Supplied data →
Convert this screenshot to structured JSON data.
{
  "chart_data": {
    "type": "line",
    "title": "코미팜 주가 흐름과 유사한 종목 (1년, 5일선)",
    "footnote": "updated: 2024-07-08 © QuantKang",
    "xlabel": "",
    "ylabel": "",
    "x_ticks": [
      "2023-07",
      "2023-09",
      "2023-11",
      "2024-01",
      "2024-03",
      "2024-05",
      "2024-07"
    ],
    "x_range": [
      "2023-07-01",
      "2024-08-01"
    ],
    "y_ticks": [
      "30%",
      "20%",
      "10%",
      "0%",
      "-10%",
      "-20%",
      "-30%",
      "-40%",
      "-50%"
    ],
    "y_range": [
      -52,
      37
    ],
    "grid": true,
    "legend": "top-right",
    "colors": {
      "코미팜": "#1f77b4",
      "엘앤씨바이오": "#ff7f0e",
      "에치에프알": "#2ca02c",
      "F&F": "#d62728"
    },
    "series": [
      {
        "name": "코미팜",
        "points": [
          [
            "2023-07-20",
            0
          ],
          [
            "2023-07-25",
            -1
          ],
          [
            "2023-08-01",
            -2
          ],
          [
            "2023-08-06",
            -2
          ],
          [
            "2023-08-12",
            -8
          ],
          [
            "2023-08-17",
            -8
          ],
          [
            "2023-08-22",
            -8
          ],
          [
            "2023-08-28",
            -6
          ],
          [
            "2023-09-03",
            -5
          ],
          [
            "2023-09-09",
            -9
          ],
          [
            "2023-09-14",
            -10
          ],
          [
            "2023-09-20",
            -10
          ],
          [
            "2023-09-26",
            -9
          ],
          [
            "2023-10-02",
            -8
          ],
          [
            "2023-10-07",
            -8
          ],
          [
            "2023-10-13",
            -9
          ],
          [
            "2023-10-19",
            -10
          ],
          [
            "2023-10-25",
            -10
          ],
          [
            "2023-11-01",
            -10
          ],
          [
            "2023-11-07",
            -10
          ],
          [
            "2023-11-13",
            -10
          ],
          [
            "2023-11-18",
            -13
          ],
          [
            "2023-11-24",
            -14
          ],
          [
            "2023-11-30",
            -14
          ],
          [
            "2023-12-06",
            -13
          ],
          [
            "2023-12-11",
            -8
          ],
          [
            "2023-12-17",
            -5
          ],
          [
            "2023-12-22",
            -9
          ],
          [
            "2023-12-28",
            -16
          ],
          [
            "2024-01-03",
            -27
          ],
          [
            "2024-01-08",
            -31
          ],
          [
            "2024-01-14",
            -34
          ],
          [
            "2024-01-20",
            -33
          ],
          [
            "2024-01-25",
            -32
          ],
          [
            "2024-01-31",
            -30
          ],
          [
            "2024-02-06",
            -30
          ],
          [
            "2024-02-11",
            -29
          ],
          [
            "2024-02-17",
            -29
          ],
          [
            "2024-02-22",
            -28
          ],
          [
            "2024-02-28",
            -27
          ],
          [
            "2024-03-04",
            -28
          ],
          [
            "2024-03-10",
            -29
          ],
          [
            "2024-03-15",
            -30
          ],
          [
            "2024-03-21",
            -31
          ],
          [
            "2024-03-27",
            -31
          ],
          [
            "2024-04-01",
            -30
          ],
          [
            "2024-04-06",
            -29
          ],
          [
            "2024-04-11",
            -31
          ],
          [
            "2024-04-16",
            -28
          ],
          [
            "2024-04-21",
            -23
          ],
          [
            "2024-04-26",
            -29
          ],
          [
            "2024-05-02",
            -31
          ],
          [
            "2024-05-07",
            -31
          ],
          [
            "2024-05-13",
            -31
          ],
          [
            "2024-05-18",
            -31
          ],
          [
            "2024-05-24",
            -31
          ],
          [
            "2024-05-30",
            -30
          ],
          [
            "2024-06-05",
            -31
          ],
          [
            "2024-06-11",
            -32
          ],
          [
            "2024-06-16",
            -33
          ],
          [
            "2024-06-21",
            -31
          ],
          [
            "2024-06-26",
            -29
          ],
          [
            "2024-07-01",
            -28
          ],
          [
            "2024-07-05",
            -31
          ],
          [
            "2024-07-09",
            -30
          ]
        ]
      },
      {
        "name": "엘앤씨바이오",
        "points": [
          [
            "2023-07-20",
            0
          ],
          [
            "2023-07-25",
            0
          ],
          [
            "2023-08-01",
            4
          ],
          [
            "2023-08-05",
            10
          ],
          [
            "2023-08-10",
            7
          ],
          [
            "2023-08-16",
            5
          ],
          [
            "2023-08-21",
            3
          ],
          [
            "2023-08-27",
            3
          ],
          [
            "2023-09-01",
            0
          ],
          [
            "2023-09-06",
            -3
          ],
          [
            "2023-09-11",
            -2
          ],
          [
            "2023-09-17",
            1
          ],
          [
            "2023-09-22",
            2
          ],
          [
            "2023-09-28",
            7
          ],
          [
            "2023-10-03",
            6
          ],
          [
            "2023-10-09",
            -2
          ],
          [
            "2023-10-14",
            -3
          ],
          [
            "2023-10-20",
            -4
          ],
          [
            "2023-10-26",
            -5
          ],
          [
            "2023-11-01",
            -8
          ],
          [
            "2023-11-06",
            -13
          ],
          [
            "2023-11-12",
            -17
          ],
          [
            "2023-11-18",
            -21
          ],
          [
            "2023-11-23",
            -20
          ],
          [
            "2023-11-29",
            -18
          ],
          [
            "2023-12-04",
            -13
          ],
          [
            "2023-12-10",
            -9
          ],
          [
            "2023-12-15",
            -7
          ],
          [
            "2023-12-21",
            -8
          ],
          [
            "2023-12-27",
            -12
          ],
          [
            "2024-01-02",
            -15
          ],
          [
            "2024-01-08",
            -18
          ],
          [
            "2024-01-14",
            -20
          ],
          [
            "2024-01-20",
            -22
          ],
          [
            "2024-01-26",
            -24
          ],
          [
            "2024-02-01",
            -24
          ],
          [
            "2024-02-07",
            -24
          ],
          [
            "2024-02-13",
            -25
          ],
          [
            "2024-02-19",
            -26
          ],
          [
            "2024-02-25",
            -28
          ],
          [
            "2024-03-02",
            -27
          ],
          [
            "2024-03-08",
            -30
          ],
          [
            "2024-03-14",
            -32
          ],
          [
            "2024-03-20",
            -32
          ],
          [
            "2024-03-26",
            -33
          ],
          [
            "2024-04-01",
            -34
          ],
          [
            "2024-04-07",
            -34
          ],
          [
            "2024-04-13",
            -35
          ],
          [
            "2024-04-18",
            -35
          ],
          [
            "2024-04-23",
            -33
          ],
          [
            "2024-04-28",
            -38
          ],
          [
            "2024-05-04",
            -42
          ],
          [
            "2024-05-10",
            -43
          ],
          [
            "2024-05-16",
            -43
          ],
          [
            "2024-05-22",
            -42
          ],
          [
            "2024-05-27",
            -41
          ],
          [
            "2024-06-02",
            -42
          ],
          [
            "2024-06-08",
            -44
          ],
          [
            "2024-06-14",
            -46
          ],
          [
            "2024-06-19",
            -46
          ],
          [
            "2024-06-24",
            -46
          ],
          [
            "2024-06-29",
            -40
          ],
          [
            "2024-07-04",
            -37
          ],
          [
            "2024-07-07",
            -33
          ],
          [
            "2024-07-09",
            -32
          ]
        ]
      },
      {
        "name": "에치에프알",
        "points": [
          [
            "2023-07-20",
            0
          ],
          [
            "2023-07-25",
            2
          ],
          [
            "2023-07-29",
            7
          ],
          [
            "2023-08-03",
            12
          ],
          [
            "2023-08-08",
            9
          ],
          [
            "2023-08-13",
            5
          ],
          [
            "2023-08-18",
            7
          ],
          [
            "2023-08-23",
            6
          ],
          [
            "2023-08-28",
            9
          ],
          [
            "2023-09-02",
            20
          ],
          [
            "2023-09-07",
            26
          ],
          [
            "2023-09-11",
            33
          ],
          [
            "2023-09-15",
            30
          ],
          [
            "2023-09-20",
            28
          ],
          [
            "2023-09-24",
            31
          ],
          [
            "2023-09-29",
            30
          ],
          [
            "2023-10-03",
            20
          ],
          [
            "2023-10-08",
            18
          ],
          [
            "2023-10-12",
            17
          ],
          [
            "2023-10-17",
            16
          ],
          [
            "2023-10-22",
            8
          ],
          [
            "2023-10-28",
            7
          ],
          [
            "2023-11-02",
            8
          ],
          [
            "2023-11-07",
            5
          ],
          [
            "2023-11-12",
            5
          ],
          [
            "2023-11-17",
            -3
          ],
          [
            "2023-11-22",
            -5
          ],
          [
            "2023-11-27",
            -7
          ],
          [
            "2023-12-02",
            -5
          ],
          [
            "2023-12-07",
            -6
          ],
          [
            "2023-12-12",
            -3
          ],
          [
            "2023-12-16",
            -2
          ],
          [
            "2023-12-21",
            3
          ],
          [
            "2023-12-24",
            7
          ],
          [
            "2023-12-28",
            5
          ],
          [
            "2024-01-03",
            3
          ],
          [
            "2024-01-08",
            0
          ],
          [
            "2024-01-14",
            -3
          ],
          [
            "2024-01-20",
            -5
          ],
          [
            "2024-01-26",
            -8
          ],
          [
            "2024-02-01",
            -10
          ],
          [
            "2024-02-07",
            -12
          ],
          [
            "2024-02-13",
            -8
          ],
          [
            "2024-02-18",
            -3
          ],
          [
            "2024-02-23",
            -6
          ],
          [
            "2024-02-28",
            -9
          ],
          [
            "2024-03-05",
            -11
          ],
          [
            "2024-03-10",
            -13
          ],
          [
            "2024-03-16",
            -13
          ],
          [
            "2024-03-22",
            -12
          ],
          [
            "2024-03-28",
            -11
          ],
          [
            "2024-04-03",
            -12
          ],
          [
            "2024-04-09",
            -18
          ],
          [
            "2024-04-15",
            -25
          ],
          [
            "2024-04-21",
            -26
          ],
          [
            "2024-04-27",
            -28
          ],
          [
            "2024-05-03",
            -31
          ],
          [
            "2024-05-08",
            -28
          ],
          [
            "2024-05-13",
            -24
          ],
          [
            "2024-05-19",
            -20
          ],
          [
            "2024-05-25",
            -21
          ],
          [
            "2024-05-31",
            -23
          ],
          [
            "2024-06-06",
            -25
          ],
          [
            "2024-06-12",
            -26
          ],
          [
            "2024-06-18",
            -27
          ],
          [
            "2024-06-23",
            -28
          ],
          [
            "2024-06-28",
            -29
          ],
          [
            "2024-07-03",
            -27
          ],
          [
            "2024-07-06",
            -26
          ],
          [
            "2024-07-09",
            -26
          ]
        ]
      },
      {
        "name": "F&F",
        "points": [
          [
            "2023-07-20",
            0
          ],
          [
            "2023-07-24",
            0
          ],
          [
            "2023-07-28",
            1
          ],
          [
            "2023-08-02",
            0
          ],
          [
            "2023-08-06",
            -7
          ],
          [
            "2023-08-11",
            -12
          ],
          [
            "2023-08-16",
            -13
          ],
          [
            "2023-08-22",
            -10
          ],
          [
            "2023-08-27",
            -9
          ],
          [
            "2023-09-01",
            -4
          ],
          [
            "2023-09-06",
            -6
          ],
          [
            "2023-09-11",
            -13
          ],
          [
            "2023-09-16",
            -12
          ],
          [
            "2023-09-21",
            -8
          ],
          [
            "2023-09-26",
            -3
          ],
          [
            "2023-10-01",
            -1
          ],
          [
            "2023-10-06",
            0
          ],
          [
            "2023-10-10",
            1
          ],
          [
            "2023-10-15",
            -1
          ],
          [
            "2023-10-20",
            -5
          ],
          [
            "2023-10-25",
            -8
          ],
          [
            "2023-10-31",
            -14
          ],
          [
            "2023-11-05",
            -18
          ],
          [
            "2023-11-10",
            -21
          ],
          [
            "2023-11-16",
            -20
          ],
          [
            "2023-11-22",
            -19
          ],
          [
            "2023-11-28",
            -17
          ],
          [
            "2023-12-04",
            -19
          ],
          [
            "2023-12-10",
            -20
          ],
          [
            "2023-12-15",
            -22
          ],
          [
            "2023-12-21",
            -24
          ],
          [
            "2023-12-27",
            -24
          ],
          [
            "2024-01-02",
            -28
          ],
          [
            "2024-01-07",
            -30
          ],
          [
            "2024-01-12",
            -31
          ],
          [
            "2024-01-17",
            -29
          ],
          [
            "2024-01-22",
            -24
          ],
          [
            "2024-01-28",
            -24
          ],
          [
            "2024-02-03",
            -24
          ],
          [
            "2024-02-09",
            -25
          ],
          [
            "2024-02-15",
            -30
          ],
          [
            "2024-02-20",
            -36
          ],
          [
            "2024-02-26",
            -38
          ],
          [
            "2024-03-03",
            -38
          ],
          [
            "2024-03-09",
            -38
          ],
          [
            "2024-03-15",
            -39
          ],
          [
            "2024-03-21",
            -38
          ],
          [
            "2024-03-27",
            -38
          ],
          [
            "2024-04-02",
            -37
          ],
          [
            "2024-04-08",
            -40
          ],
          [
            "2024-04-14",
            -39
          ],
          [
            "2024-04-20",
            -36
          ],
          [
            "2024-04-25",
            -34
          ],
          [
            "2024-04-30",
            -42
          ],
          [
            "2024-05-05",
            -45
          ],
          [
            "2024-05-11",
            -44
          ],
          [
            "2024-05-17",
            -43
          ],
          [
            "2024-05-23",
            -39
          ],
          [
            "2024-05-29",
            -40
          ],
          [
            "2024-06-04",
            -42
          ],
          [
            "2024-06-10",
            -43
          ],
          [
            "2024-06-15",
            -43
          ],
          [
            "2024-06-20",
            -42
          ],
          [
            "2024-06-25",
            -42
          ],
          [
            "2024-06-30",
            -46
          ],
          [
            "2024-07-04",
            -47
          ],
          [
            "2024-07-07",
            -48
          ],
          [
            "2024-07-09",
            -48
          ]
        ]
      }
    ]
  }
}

Task instructions → Look through the records and gather each line with the word "name".

Correct answer →
        "name": "코미팜",
        "name": "엘앤씨바이오",
        "name": "에치에프알",
        "name": "F&F",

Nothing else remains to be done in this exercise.